-- ITEMS start --

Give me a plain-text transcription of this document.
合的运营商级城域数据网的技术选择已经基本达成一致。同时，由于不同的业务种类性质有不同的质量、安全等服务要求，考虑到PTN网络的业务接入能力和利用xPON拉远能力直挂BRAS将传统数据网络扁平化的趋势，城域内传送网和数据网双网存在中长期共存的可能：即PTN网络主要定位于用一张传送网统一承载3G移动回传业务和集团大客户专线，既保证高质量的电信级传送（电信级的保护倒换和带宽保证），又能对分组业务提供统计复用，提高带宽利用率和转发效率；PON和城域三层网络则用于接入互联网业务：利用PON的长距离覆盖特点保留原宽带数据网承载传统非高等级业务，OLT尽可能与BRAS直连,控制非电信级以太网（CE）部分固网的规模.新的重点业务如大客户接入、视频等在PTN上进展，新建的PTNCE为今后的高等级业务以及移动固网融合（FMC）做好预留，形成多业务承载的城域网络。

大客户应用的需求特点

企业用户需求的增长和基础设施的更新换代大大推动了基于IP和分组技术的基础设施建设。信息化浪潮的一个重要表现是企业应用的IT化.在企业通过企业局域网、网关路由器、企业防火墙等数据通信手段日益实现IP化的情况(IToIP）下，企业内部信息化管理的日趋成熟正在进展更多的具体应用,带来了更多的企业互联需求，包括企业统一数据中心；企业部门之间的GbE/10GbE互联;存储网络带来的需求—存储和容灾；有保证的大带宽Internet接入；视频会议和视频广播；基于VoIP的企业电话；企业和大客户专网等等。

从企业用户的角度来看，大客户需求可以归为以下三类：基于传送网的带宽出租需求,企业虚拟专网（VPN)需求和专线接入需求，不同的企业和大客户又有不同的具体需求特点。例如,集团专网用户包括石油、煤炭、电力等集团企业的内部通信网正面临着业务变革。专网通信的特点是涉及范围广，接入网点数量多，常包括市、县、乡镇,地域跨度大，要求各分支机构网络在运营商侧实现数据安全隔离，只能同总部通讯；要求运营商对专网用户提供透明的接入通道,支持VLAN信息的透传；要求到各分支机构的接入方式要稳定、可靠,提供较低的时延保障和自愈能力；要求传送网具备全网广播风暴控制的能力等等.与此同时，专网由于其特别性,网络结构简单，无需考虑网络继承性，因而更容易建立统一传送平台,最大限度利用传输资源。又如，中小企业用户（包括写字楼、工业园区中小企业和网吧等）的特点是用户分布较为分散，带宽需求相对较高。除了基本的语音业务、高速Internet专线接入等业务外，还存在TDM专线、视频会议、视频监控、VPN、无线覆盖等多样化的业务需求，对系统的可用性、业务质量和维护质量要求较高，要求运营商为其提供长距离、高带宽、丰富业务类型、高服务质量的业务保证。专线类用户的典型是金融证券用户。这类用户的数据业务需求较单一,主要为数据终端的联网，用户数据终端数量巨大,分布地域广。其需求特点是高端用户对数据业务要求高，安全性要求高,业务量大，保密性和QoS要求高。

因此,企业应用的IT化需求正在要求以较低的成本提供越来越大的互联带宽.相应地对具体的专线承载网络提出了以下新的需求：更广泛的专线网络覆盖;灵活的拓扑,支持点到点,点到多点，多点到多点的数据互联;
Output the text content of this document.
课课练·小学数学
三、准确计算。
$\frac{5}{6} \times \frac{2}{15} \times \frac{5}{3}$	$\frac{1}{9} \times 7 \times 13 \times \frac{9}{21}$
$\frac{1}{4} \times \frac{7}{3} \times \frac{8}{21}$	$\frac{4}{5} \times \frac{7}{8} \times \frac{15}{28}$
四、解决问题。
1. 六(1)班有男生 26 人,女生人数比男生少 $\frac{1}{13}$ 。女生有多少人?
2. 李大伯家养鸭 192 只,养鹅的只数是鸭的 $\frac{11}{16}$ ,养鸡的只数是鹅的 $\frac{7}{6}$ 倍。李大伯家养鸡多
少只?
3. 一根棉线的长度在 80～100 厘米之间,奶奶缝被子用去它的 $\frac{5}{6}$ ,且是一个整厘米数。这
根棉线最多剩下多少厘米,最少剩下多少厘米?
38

-- ITEMS end --

> **TO DO**: Copy each line that contains the word "text".

> **FINISHED EXERCISE**:
Give me a plain-text transcription of this document.
Output the text content of this document.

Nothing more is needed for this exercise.